◆ **EXERCISE GOAL**:
Can you rewrite the rows starting at the beginning and ending at the line containing "- network-icon: [32, 725, 63, 753]", with "bounding box" swapped for "coordinates" and everything else left unchanged?

begin MATERIAL FOR THIS EXERCISE

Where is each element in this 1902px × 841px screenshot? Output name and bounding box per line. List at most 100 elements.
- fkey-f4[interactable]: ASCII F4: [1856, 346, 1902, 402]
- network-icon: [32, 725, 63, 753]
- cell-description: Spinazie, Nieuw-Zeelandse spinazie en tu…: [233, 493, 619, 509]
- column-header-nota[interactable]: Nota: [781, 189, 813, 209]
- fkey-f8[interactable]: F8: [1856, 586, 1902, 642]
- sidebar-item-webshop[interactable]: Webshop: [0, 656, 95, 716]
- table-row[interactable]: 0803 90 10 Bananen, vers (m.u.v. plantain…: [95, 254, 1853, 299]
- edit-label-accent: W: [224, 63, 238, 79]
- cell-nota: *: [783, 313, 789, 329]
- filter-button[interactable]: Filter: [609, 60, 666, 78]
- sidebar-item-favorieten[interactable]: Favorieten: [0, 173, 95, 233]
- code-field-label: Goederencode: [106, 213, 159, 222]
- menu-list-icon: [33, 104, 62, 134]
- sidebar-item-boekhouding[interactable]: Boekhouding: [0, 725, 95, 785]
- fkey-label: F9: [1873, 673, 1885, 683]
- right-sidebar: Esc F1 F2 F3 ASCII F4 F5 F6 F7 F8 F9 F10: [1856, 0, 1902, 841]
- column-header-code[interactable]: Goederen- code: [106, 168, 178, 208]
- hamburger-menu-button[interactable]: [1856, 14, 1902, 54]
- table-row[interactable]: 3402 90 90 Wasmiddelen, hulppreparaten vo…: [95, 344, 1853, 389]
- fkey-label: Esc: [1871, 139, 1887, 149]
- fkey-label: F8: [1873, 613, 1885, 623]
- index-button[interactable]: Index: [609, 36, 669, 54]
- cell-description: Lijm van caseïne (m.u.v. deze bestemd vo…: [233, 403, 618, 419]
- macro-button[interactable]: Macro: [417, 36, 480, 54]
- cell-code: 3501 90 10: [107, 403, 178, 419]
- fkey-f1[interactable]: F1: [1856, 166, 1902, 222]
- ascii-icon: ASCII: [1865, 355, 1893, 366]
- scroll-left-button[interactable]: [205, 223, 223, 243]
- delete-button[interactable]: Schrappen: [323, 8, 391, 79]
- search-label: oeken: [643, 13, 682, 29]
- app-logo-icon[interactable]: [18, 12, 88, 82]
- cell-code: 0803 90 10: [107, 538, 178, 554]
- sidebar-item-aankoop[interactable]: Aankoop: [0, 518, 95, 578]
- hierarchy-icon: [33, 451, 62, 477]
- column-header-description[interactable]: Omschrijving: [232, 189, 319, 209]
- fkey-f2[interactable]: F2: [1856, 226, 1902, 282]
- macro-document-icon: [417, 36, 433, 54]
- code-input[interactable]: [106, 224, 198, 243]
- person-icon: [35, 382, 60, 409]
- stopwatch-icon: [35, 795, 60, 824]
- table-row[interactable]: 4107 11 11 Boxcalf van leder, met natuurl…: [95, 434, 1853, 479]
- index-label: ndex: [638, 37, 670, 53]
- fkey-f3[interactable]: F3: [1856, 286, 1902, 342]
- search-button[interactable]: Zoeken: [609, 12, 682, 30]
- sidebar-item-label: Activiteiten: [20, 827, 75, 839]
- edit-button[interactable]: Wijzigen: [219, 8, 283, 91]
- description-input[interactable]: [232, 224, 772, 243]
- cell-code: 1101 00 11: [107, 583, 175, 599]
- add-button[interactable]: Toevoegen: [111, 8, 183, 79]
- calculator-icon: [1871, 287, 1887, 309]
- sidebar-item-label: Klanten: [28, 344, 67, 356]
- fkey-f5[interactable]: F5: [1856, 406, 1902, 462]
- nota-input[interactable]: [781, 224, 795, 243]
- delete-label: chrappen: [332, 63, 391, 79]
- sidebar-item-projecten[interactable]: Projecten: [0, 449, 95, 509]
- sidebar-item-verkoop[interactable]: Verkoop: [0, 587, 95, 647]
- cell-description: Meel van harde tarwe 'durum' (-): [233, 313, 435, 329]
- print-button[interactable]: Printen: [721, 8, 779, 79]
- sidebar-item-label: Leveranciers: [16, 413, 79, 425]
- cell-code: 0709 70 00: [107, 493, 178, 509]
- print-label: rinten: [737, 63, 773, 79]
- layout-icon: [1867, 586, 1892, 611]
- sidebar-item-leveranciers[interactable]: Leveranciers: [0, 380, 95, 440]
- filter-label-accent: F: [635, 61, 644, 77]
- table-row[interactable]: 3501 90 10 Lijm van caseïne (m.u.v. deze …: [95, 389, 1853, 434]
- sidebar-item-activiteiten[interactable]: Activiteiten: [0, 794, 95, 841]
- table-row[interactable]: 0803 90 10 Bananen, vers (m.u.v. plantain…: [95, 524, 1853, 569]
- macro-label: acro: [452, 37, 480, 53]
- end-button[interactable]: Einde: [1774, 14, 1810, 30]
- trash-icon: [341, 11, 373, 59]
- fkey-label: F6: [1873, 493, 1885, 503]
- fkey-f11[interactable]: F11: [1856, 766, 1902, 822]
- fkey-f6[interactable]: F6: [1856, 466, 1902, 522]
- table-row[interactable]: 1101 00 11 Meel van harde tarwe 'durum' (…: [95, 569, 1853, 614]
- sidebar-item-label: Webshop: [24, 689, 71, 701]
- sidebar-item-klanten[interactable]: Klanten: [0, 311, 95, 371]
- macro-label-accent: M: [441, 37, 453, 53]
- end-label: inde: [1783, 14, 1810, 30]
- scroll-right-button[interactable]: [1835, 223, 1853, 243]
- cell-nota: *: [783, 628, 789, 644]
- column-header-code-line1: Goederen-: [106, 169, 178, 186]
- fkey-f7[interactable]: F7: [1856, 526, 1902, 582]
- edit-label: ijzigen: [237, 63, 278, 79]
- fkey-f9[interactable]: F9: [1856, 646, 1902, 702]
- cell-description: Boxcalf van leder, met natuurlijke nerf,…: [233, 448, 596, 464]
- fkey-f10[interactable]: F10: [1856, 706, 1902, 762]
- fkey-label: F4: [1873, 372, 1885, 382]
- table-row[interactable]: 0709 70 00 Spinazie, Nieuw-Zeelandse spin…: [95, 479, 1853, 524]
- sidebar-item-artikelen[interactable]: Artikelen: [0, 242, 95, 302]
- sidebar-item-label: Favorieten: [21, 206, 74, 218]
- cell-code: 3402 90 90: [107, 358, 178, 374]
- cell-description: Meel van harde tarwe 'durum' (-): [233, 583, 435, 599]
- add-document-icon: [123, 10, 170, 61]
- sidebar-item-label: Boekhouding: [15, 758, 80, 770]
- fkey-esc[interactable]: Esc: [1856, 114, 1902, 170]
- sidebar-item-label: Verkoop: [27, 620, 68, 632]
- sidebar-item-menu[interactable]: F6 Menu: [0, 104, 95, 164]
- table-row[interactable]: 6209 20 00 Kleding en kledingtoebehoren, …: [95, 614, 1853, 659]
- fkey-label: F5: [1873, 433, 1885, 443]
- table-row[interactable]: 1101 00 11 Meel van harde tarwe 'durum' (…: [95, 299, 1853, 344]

end MATERIAL FOR THIS EXERCISE

◆ **COMPLETE OUTPUT**:
Where is each element in this 1902px × 841px screenshot? Output name and coordinates per line. List at most 100 elements.
- fkey-f4[interactable]: ASCII F4: [1856, 346, 1902, 402]
- network-icon: [32, 725, 63, 753]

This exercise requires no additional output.